Data »
════════

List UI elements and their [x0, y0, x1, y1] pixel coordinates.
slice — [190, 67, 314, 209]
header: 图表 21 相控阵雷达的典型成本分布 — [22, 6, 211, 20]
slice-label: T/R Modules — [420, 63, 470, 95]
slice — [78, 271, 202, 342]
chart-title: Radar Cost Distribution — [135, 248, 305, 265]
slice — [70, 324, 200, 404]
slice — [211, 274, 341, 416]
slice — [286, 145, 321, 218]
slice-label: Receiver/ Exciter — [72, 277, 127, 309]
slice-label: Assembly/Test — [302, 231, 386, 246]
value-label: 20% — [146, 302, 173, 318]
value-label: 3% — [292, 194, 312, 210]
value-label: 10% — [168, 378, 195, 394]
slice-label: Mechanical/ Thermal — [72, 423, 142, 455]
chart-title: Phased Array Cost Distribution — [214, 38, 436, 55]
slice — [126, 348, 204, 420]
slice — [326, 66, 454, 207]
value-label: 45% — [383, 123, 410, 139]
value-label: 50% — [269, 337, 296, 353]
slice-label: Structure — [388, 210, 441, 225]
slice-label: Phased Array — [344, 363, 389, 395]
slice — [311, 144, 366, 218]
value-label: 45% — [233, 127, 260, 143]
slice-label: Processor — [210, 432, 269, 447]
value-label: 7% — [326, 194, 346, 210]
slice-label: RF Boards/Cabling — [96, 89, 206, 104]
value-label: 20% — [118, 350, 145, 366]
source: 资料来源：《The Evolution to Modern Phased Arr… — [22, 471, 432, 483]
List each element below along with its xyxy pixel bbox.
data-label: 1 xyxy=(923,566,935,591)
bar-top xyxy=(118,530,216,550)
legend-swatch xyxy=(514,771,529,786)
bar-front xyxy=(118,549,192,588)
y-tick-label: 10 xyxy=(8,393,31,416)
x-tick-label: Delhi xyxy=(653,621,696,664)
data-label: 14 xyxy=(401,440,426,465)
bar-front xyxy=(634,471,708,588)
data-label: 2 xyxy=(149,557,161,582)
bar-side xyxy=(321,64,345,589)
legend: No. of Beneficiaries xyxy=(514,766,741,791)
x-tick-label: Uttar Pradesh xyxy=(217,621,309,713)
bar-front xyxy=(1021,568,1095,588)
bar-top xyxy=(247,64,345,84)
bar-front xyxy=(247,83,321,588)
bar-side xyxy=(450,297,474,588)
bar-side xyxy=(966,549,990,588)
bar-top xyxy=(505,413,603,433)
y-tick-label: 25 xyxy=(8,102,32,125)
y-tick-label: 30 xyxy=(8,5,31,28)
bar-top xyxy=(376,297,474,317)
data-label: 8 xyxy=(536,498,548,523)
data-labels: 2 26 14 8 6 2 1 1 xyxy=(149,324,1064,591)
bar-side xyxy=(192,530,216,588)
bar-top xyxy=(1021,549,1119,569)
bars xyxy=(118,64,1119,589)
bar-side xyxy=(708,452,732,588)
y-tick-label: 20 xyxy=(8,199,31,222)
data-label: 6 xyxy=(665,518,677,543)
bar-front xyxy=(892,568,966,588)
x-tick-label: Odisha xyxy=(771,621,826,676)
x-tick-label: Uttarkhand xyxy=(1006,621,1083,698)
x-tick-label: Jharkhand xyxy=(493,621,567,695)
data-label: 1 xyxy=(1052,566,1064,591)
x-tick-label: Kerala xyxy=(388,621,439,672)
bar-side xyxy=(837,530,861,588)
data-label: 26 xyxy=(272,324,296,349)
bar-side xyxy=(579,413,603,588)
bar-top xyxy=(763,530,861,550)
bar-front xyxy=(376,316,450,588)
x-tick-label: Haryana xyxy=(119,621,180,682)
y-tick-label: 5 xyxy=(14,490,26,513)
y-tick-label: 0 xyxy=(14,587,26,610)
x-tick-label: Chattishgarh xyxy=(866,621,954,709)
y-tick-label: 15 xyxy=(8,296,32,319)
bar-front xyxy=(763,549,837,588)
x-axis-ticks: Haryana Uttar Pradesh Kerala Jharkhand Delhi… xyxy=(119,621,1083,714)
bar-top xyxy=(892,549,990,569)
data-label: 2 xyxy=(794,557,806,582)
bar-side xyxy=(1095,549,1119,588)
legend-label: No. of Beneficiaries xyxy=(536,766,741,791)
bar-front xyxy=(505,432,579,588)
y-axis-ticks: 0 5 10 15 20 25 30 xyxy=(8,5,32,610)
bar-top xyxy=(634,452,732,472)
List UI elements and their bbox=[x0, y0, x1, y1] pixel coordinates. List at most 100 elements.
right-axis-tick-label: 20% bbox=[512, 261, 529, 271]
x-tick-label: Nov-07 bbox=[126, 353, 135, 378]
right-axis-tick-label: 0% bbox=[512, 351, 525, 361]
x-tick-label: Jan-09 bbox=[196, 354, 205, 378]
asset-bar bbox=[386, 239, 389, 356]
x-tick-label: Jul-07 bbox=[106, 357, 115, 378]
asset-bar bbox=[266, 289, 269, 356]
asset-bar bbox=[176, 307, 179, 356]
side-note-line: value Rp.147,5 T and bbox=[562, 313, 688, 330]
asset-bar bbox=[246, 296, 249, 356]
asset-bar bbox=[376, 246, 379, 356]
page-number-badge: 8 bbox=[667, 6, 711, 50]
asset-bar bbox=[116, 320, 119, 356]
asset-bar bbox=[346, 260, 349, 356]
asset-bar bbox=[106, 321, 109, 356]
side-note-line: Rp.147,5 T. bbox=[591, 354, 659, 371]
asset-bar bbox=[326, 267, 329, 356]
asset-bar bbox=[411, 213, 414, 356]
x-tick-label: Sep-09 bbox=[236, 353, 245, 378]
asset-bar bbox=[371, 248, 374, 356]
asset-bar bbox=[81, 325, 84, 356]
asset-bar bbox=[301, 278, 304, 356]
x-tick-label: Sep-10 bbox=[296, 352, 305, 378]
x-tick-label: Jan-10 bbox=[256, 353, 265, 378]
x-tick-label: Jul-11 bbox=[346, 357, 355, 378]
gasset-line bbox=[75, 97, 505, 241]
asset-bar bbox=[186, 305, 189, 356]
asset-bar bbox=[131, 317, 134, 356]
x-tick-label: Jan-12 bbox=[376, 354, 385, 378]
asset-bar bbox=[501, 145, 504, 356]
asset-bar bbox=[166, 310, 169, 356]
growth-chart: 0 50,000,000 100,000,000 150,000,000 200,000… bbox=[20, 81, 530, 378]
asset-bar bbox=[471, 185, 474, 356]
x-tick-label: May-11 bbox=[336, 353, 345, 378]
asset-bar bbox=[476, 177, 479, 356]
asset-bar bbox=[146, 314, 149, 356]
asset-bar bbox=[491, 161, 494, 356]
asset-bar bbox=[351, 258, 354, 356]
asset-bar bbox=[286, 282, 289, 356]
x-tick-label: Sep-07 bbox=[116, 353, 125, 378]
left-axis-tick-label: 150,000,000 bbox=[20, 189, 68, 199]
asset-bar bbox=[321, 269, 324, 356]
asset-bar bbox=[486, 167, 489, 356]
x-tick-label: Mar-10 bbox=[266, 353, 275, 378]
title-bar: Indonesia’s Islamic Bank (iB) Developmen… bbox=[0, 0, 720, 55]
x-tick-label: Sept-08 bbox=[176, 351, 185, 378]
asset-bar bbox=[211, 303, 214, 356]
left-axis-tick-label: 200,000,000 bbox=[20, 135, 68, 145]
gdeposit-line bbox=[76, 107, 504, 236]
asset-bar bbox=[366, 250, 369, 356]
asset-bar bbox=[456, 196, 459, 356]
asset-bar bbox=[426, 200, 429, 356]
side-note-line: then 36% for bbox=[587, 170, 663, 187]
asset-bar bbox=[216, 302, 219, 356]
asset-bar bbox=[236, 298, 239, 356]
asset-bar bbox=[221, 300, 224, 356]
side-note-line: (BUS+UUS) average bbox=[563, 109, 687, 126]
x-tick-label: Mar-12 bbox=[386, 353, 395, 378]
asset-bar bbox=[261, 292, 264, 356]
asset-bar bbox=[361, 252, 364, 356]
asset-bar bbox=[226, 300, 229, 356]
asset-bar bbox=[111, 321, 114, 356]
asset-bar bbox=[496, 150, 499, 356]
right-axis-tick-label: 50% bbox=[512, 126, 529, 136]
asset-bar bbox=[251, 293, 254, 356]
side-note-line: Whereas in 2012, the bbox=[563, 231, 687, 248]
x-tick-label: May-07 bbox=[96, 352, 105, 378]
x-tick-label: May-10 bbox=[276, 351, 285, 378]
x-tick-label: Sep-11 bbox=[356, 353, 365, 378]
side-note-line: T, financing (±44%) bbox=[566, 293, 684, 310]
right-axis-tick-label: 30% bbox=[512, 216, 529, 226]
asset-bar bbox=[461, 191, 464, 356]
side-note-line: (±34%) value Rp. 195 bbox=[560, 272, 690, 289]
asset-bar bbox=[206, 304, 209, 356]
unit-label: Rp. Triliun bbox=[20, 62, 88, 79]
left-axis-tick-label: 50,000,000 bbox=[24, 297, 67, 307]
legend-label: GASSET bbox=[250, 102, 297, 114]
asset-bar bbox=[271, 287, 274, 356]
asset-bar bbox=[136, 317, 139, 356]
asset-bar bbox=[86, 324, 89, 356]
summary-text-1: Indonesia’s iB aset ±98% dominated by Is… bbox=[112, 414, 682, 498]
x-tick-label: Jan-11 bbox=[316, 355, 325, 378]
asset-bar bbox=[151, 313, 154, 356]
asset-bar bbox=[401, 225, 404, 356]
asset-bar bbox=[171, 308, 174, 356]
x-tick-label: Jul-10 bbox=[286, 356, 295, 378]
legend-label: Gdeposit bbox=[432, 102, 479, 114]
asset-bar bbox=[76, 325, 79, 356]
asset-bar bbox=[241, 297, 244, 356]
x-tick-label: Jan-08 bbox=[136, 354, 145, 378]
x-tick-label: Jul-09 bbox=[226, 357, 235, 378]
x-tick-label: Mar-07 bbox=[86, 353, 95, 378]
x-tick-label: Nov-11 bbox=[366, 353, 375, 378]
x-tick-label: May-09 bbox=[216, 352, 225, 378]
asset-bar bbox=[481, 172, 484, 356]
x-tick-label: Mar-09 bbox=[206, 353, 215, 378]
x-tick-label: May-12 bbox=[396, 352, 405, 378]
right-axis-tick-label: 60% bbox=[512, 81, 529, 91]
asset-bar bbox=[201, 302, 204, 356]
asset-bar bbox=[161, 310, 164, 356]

════════

Task directions »
Transcribe the stretch of material from its start through the line containing "legend: No. of", reproducing those lines exactly.

Solution to the problem »
List UI elements and their [x0, y0, x1, y1] pixel coordinates.
slice — [190, 67, 314, 209]
header: 图表 21 相控阵雷达的典型成本分布 — [22, 6, 211, 20]
slice-label: T/R Modules — [420, 63, 470, 95]
slice — [78, 271, 202, 342]
chart-title: Radar Cost Distribution — [135, 248, 305, 265]
slice — [70, 324, 200, 404]
slice — [211, 274, 341, 416]
slice — [286, 145, 321, 218]
slice-label: Receiver/ Exciter — [72, 277, 127, 309]
slice-label: Assembly/Test — [302, 231, 386, 246]
value-label: 20% — [146, 302, 173, 318]
value-label: 3% — [292, 194, 312, 210]
value-label: 10% — [168, 378, 195, 394]
slice-label: Mechanical/ Thermal — [72, 423, 142, 455]
chart-title: Phased Array Cost Distribution — [214, 38, 436, 55]
slice — [126, 348, 204, 420]
slice — [326, 66, 454, 207]
value-label: 45% — [383, 123, 410, 139]
value-label: 50% — [269, 337, 296, 353]
slice-label: Structure — [388, 210, 441, 225]
slice-label: Phased Array — [344, 363, 389, 395]
slice — [311, 144, 366, 218]
value-label: 45% — [233, 127, 260, 143]
slice-label: Processor — [210, 432, 269, 447]
value-label: 7% — [326, 194, 346, 210]
slice-label: RF Boards/Cabling — [96, 89, 206, 104]
value-label: 20% — [118, 350, 145, 366]
source: 资料来源：《The Evolution to Modern Phased Arr… — [22, 471, 432, 483]
List each element below along with its xyxy pixel bbox.
data-label: 1 xyxy=(923,566,935,591)
bar-top xyxy=(118,530,216,550)
legend-swatch xyxy=(514,771,529,786)
bar-front xyxy=(118,549,192,588)
y-tick-label: 10 xyxy=(8,393,31,416)
x-tick-label: Delhi xyxy=(653,621,696,664)
data-label: 14 xyxy=(401,440,426,465)
bar-front xyxy=(634,471,708,588)
data-label: 2 xyxy=(149,557,161,582)
bar-side xyxy=(321,64,345,589)
legend: No. of Beneficiaries xyxy=(514,766,741,791)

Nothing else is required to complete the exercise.